WHAT YOU HAVE TO DO.
Please output the lines shown below exactly as they appear.
┌────────
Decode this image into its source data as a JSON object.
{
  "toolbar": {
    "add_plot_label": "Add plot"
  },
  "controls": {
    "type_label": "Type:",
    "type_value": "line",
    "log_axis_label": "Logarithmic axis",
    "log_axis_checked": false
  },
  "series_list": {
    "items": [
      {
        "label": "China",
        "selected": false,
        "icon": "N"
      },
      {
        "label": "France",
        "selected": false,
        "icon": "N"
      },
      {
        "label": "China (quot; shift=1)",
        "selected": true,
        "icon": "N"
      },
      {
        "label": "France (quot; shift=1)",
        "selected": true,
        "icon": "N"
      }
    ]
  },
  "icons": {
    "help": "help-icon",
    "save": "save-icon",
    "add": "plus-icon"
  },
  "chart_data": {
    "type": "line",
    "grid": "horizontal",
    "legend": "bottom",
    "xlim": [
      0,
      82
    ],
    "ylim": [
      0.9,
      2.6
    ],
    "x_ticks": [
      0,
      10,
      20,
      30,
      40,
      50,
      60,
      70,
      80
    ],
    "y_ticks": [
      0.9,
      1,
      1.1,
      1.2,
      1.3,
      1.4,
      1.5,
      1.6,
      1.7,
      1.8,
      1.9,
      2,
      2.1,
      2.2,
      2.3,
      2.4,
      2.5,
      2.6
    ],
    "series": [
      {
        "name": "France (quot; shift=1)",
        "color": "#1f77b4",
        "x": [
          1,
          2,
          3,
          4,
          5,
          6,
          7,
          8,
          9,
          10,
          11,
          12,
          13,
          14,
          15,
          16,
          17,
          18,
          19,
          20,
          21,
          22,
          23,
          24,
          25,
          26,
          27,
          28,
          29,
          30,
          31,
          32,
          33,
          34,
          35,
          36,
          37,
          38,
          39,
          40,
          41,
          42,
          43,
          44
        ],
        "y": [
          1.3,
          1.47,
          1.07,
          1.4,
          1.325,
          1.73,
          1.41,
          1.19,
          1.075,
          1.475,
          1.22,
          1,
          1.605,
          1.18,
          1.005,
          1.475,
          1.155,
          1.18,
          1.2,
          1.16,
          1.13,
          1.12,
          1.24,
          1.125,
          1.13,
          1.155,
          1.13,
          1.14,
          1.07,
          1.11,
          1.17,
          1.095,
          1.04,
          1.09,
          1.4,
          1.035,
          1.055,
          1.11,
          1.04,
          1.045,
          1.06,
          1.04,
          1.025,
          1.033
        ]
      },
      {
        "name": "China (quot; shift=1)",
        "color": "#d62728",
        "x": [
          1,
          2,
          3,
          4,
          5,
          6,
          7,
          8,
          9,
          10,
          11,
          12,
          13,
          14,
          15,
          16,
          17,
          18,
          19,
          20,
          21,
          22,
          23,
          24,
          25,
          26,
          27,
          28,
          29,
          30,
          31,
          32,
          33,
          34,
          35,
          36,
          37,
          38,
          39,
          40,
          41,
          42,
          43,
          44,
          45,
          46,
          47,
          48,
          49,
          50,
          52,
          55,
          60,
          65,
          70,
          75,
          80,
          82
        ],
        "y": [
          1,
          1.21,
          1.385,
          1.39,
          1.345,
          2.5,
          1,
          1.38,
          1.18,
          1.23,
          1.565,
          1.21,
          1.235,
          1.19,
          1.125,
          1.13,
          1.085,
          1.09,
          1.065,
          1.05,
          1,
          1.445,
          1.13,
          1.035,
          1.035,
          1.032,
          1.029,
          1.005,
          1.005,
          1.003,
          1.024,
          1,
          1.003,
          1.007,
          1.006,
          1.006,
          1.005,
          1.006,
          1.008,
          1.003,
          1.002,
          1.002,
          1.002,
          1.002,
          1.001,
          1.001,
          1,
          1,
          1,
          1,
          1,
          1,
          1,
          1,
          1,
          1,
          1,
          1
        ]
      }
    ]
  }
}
└────────
WRITTEN RESPONSE.
Decode this image into its source data as a JSON object.
{
  "toolbar": {
    "add_plot_label": "Add plot"
  },
  "controls": {
    "type_label": "Type:",
    "type_value": "line",
    "log_axis_label": "Logarithmic axis",
    "log_axis_checked": false
  },
  "series_list": {
    "items": [
      {
        "label": "China",
        "selected": false,
        "icon": "N"
      },
      {
        "label": "France",
        "selected": false,
        "icon": "N"
      },
      {
        "label": "China (quot; shift=1)",
        "selected": true,
        "icon": "N"
      },
      {
        "label": "France (quot; shift=1)",
        "selected": true,
        "icon": "N"
      }
    ]
  },
  "icons": {
    "help": "help-icon",
    "save": "save-icon",
    "add": "plus-icon"
  },
  "chart_data": {
    "type": "line",
    "grid": "horizontal",
    "legend": "bottom",
    "xlim": [
      0,
      82
    ],
    "ylim": [
      0.9,
      2.6
    ],
    "x_ticks": [
      0,
      10,
      20,
      30,
      40,
      50,
      60,
      70,
      80
    ],
    "y_ticks": [
      0.9,
      1,
      1.1,
      1.2,
      1.3,
      1.4,
      1.5,
      1.6,
      1.7,
      1.8,
      1.9,
      2,
      2.1,
      2.2,
      2.3,
      2.4,
      2.5,
      2.6
    ],
    "series": [
      {
        "name": "France (quot; shift=1)",
        "color": "#1f77b4",
        "x": [
          1,
          2,
          3,
          4,
          5,
          6,
          7,
          8,
          9,
          10,
          11,
          12,
          13,
          14,
          15,
          16,
          17,
          18,
          19,
          20,
          21,
          22,
          23,
          24,
          25,
          26,
          27,
          28,
          29,
          30,
          31,
          32,
          33,
          34,
          35,
          36,
          37,
          38,
          39,
          40,
          41,
          42,
          43,
          44
        ],
        "y": [
          1.3,
          1.47,
          1.07,
          1.4,
          1.325,
          1.73,
          1.41,
          1.19,
          1.075,
          1.475,
          1.22,
          1,
          1.605,
          1.18,
          1.005,
          1.475,
          1.155,
          1.18,
          1.2,
          1.16,
          1.13,
          1.12,
          1.24,
          1.125,
          1.13,
          1.155,
          1.13,
          1.14,
          1.07,
          1.11,
          1.17,
          1.095,
          1.04,
          1.09,
          1.4,
          1.035,
          1.055,
          1.11,
          1.04,
          1.045,
          1.06,
          1.04,
          1.025,
          1.033
        ]
      },
      {
        "name": "China (quot; shift=1)",
        "color": "#d62728",
        "x": [
          1,
          2,
          3,
          4,
          5,
          6,
          7,
          8,
          9,
          10,
          11,
          12,
          13,
          14,
          15,
          16,
          17,
          18,
          19,
          20,
          21,
          22,
          23,
          24,
          25,
          26,
          27,
          28,
          29,
          30,
          31,
          32,
          33,
          34,
          35,
          36,
          37,
          38,
          39,
          40,
          41,
          42,
          43,
          44,
          45,
          46,
          47,
          48,
          49,
          50,
          52,
          55,
          60,
          65,
          70,
          75,
          80,
          82
        ],
        "y": [
          1,
          1.21,
          1.385,
          1.39,
          1.345,
          2.5,
          1,
          1.38,
          1.18,
          1.23,
          1.565,
          1.21,
          1.235,
          1.19,
          1.125,
          1.13,
          1.085,
          1.09,
          1.065,
          1.05,
          1,
          1.445,
          1.13,
          1.035,
          1.035,
          1.032,
          1.029,
          1.005,
          1.005,
          1.003,
          1.024,
          1,
          1.003,
          1.007,
          1.006,
          1.006,
          1.005,
          1.006,
          1.008,
          1.003,
          1.002,
          1.002,
          1.002,
          1.002,
          1.001,
          1.001,
          1,
          1,
          1,
          1,
          1,
          1,
          1,
          1,
          1,
          1,
          1,
          1
        ]
      }
    ]
  }
}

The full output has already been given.